#### [SUPPLIED ENTRIES]
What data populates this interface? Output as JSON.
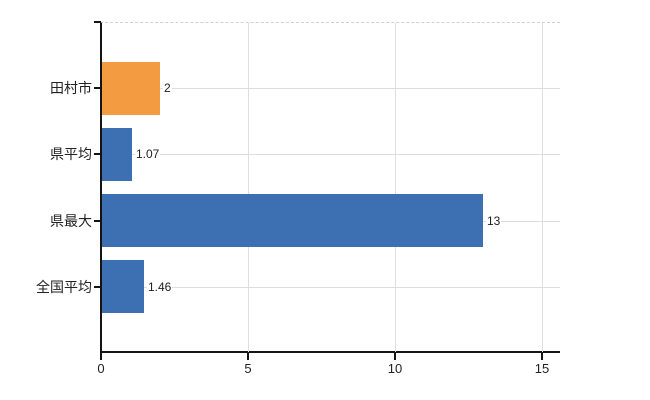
{
  "chart_data": {
    "type": "bar",
    "orientation": "horizontal",
    "title": "",
    "categories": [
      "田村市",
      "県平均",
      "県最大",
      "全国平均"
    ],
    "values": [
      2,
      1.07,
      13,
      1.46
    ],
    "value_labels": [
      "2",
      "1.07",
      "13",
      "1.46"
    ],
    "bar_colors": [
      "#f29b41",
      "#3d70b2",
      "#3d70b2",
      "#3d70b2"
    ],
    "highlight_index": 0,
    "x_tick_labels": [
      "0",
      "5",
      "10",
      "15"
    ],
    "x_tick_values": [
      0,
      5,
      10,
      15
    ],
    "xlim": [
      0,
      15.6
    ],
    "grid": true,
    "legend": "none",
    "colors": {
      "highlight": "#f29b41",
      "default": "#3d70b2",
      "grid": "#dcdfdc",
      "axis": "#141414",
      "text": "#222222",
      "background": "#ffffff"
    }
  }
}
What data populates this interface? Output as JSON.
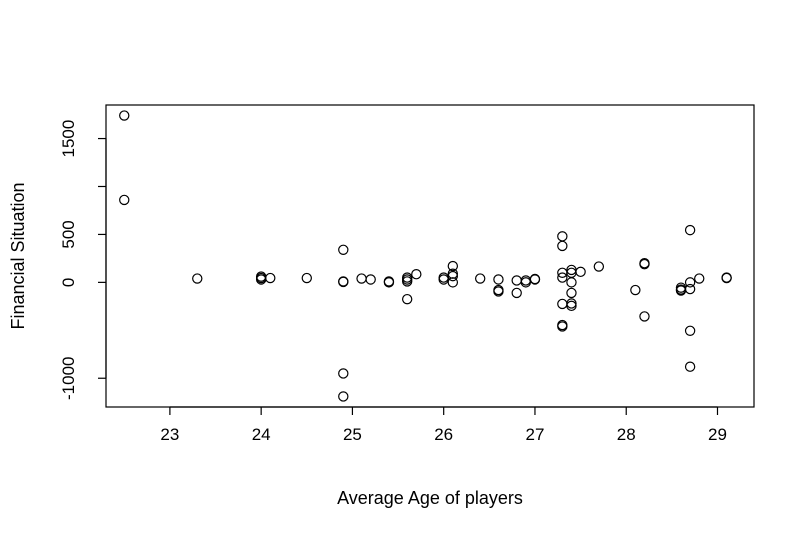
{
  "chart_data": {
    "type": "scatter",
    "title": "",
    "xlabel": "Average Age of players",
    "ylabel": "Financial Situation",
    "xlim": [
      22.3,
      29.4
    ],
    "ylim": [
      -1300,
      1850
    ],
    "x_ticks": [
      23,
      24,
      25,
      26,
      27,
      28,
      29
    ],
    "x_tick_labels": [
      "23",
      "24",
      "25",
      "26",
      "27",
      "28",
      "29"
    ],
    "y_ticks": [
      -1000,
      0,
      500,
      1500
    ],
    "y_tick_labels": [
      "-1000",
      "0",
      "500",
      "1500"
    ],
    "y_minor_ticks": [
      1000
    ],
    "grid": false,
    "marker": "open-circle",
    "colors": {
      "marker": "#000000",
      "axis": "#000000",
      "background": "#ffffff"
    },
    "points": [
      {
        "x": 22.5,
        "y": 1740
      },
      {
        "x": 22.5,
        "y": 860
      },
      {
        "x": 23.3,
        "y": 40
      },
      {
        "x": 24.0,
        "y": 60
      },
      {
        "x": 24.0,
        "y": 45
      },
      {
        "x": 24.0,
        "y": 30
      },
      {
        "x": 24.1,
        "y": 45
      },
      {
        "x": 24.5,
        "y": 45
      },
      {
        "x": 24.9,
        "y": 340
      },
      {
        "x": 24.9,
        "y": 10
      },
      {
        "x": 24.9,
        "y": 5
      },
      {
        "x": 24.9,
        "y": -950
      },
      {
        "x": 24.9,
        "y": -1190
      },
      {
        "x": 25.1,
        "y": 40
      },
      {
        "x": 25.2,
        "y": 30
      },
      {
        "x": 25.4,
        "y": 10
      },
      {
        "x": 25.4,
        "y": 0
      },
      {
        "x": 25.6,
        "y": 50
      },
      {
        "x": 25.6,
        "y": 30
      },
      {
        "x": 25.6,
        "y": 10
      },
      {
        "x": 25.6,
        "y": -175
      },
      {
        "x": 25.7,
        "y": 85
      },
      {
        "x": 26.0,
        "y": 50
      },
      {
        "x": 26.0,
        "y": 30
      },
      {
        "x": 26.1,
        "y": 170
      },
      {
        "x": 26.1,
        "y": 90
      },
      {
        "x": 26.1,
        "y": 65
      },
      {
        "x": 26.1,
        "y": 0
      },
      {
        "x": 26.4,
        "y": 40
      },
      {
        "x": 26.6,
        "y": 30
      },
      {
        "x": 26.6,
        "y": -80
      },
      {
        "x": 26.6,
        "y": -95
      },
      {
        "x": 26.8,
        "y": 20
      },
      {
        "x": 26.8,
        "y": -110
      },
      {
        "x": 26.9,
        "y": 20
      },
      {
        "x": 26.9,
        "y": 0
      },
      {
        "x": 27.0,
        "y": 35
      },
      {
        "x": 27.0,
        "y": 30
      },
      {
        "x": 27.3,
        "y": 480
      },
      {
        "x": 27.3,
        "y": 380
      },
      {
        "x": 27.3,
        "y": 100
      },
      {
        "x": 27.3,
        "y": 50
      },
      {
        "x": 27.3,
        "y": -225
      },
      {
        "x": 27.3,
        "y": -445
      },
      {
        "x": 27.3,
        "y": -460
      },
      {
        "x": 27.4,
        "y": 130
      },
      {
        "x": 27.4,
        "y": 100
      },
      {
        "x": 27.4,
        "y": 0
      },
      {
        "x": 27.4,
        "y": -110
      },
      {
        "x": 27.4,
        "y": -220
      },
      {
        "x": 27.4,
        "y": -245
      },
      {
        "x": 27.5,
        "y": 110
      },
      {
        "x": 27.7,
        "y": 165
      },
      {
        "x": 28.1,
        "y": -80
      },
      {
        "x": 28.2,
        "y": 200
      },
      {
        "x": 28.2,
        "y": 190
      },
      {
        "x": 28.2,
        "y": -355
      },
      {
        "x": 28.6,
        "y": -55
      },
      {
        "x": 28.6,
        "y": -75
      },
      {
        "x": 28.6,
        "y": -85
      },
      {
        "x": 28.7,
        "y": 545
      },
      {
        "x": 28.7,
        "y": 0
      },
      {
        "x": 28.7,
        "y": -70
      },
      {
        "x": 28.7,
        "y": -505
      },
      {
        "x": 28.7,
        "y": -880
      },
      {
        "x": 28.8,
        "y": 40
      },
      {
        "x": 29.1,
        "y": 50
      },
      {
        "x": 29.1,
        "y": 45
      }
    ]
  }
}
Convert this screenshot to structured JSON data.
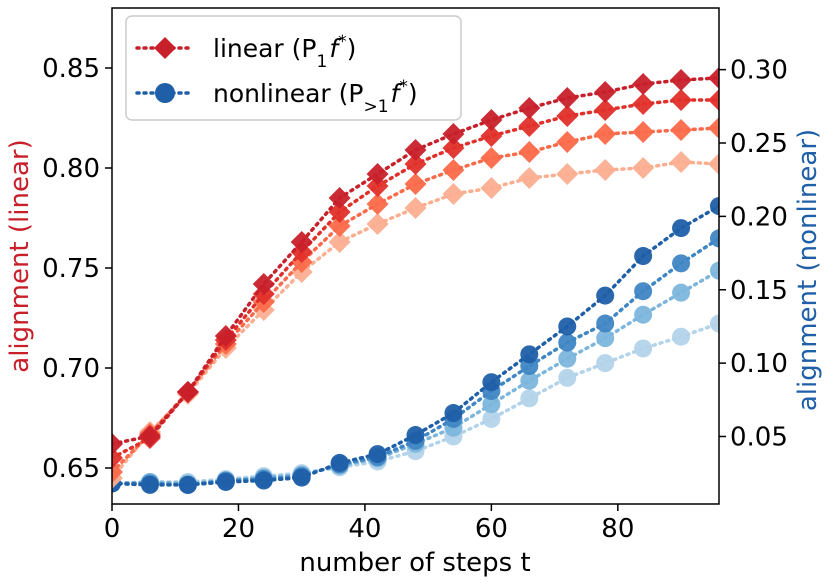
{
  "chart_data": {
    "type": "line",
    "xlabel": "number of steps t",
    "xlim": [
      0,
      96
    ],
    "x_ticks": [
      0,
      20,
      40,
      60,
      80
    ],
    "left_axis": {
      "label": "alignment (linear)",
      "color": "#c8202a",
      "ylim": [
        0.632,
        0.88
      ],
      "ticks": [
        0.65,
        0.7,
        0.75,
        0.8,
        0.85
      ],
      "tick_labels": [
        "0.65",
        "0.70",
        "0.75",
        "0.80",
        "0.85"
      ]
    },
    "right_axis": {
      "label": "alignment (nonlinear)",
      "color": "#1f5fa8",
      "ylim": [
        0.004,
        0.342
      ],
      "ticks": [
        0.05,
        0.1,
        0.15,
        0.2,
        0.25,
        0.3
      ],
      "tick_labels": [
        "0.05",
        "0.10",
        "0.15",
        "0.20",
        "0.25",
        "0.30"
      ]
    },
    "legend": {
      "placement": "top-left",
      "entries": [
        {
          "label_main": "linear (P",
          "label_sub": "1",
          "label_fn": "f",
          "label_sup": "*",
          "label_close": ")",
          "marker": "diamond",
          "color": "#c8202a"
        },
        {
          "label_main": "nonlinear (P",
          "label_sub": ">1",
          "label_fn": "f",
          "label_sup": "*",
          "label_close": ")",
          "marker": "circle",
          "color": "#1f5fa8"
        }
      ]
    },
    "x": [
      0,
      6,
      12,
      18,
      24,
      30,
      36,
      42,
      48,
      54,
      60,
      66,
      72,
      78,
      84,
      90,
      96
    ],
    "series_linear": [
      {
        "name": "linear-1",
        "color": "#fcae91",
        "values": [
          0.645,
          0.668,
          0.687,
          0.71,
          0.729,
          0.748,
          0.763,
          0.772,
          0.78,
          0.787,
          0.79,
          0.795,
          0.797,
          0.799,
          0.8,
          0.803,
          0.802
        ]
      },
      {
        "name": "linear-2",
        "color": "#fb6a4a",
        "values": [
          0.648,
          0.667,
          0.688,
          0.712,
          0.733,
          0.753,
          0.771,
          0.782,
          0.792,
          0.799,
          0.805,
          0.808,
          0.813,
          0.817,
          0.818,
          0.819,
          0.82
        ]
      },
      {
        "name": "linear-3",
        "color": "#e0302a",
        "values": [
          0.655,
          0.665,
          0.688,
          0.714,
          0.737,
          0.758,
          0.778,
          0.791,
          0.802,
          0.81,
          0.816,
          0.821,
          0.826,
          0.829,
          0.832,
          0.834,
          0.834
        ]
      },
      {
        "name": "linear-4",
        "color": "#c8202a",
        "values": [
          0.662,
          0.666,
          0.688,
          0.716,
          0.742,
          0.763,
          0.785,
          0.797,
          0.809,
          0.817,
          0.824,
          0.83,
          0.835,
          0.838,
          0.842,
          0.844,
          0.845
        ]
      }
    ],
    "series_nonlinear": [
      {
        "name": "nonlinear-1",
        "color": "#b3d3ea",
        "values": [
          0.018,
          0.019,
          0.019,
          0.021,
          0.023,
          0.025,
          0.029,
          0.033,
          0.04,
          0.05,
          0.062,
          0.076,
          0.09,
          0.1,
          0.11,
          0.118,
          0.127
        ]
      },
      {
        "name": "nonlinear-2",
        "color": "#7db6dc",
        "values": [
          0.018,
          0.019,
          0.018,
          0.02,
          0.022,
          0.024,
          0.03,
          0.035,
          0.045,
          0.056,
          0.072,
          0.088,
          0.103,
          0.117,
          0.133,
          0.148,
          0.163
        ]
      },
      {
        "name": "nonlinear-3",
        "color": "#3f86c4",
        "values": [
          0.018,
          0.018,
          0.017,
          0.02,
          0.021,
          0.023,
          0.031,
          0.036,
          0.047,
          0.062,
          0.081,
          0.098,
          0.114,
          0.127,
          0.149,
          0.168,
          0.185
        ]
      },
      {
        "name": "nonlinear-4",
        "color": "#1f5fa8",
        "values": [
          0.018,
          0.017,
          0.017,
          0.019,
          0.02,
          0.022,
          0.032,
          0.038,
          0.051,
          0.066,
          0.087,
          0.106,
          0.125,
          0.146,
          0.173,
          0.192,
          0.207
        ]
      }
    ]
  }
}
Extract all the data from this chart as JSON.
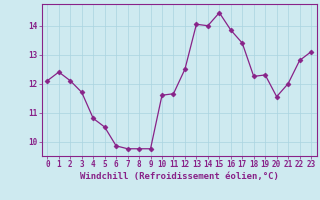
{
  "x": [
    0,
    1,
    2,
    3,
    4,
    5,
    6,
    7,
    8,
    9,
    10,
    11,
    12,
    13,
    14,
    15,
    16,
    17,
    18,
    19,
    20,
    21,
    22,
    23
  ],
  "y": [
    12.1,
    12.4,
    12.1,
    11.7,
    10.8,
    10.5,
    9.85,
    9.75,
    9.75,
    9.75,
    11.6,
    11.65,
    12.5,
    14.05,
    14.0,
    14.45,
    13.85,
    13.4,
    12.25,
    12.3,
    11.55,
    12.0,
    12.8,
    13.1
  ],
  "line_color": "#882288",
  "marker": "D",
  "marker_size": 2.5,
  "bg_color": "#ceeaf0",
  "grid_color": "#aad4e0",
  "xlabel": "Windchill (Refroidissement éolien,°C)",
  "ylim": [
    9.5,
    14.75
  ],
  "xlim": [
    -0.5,
    23.5
  ],
  "yticks": [
    10,
    11,
    12,
    13,
    14
  ],
  "xticks": [
    0,
    1,
    2,
    3,
    4,
    5,
    6,
    7,
    8,
    9,
    10,
    11,
    12,
    13,
    14,
    15,
    16,
    17,
    18,
    19,
    20,
    21,
    22,
    23
  ],
  "tick_fontsize": 5.5,
  "label_fontsize": 6.5
}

#### [DIRECTIONS]
Write down exactly the lines running from the line with "Extract all the data from this chart as JSON." through the end of the material, both ends included, and none of the pictures.

#### [EXERCISE OUTPUT]
Extract all the data from this chart as JSON.
{
  "x": [
    0,
    1,
    2,
    3,
    4,
    5,
    6,
    7,
    8,
    9,
    10,
    11,
    12,
    13,
    14,
    15,
    16,
    17,
    18,
    19,
    20,
    21,
    22,
    23
  ],
  "y": [
    12.1,
    12.4,
    12.1,
    11.7,
    10.8,
    10.5,
    9.85,
    9.75,
    9.75,
    9.75,
    11.6,
    11.65,
    12.5,
    14.05,
    14.0,
    14.45,
    13.85,
    13.4,
    12.25,
    12.3,
    11.55,
    12.0,
    12.8,
    13.1
  ],
  "line_color": "#882288",
  "marker": "D",
  "marker_size": 2.5,
  "bg_color": "#ceeaf0",
  "grid_color": "#aad4e0",
  "xlabel": "Windchill (Refroidissement éolien,°C)",
  "ylim": [
    9.5,
    14.75
  ],
  "xlim": [
    -0.5,
    23.5
  ],
  "yticks": [
    10,
    11,
    12,
    13,
    14
  ],
  "xticks": [
    0,
    1,
    2,
    3,
    4,
    5,
    6,
    7,
    8,
    9,
    10,
    11,
    12,
    13,
    14,
    15,
    16,
    17,
    18,
    19,
    20,
    21,
    22,
    23
  ],
  "tick_fontsize": 5.5,
  "label_fontsize": 6.5
}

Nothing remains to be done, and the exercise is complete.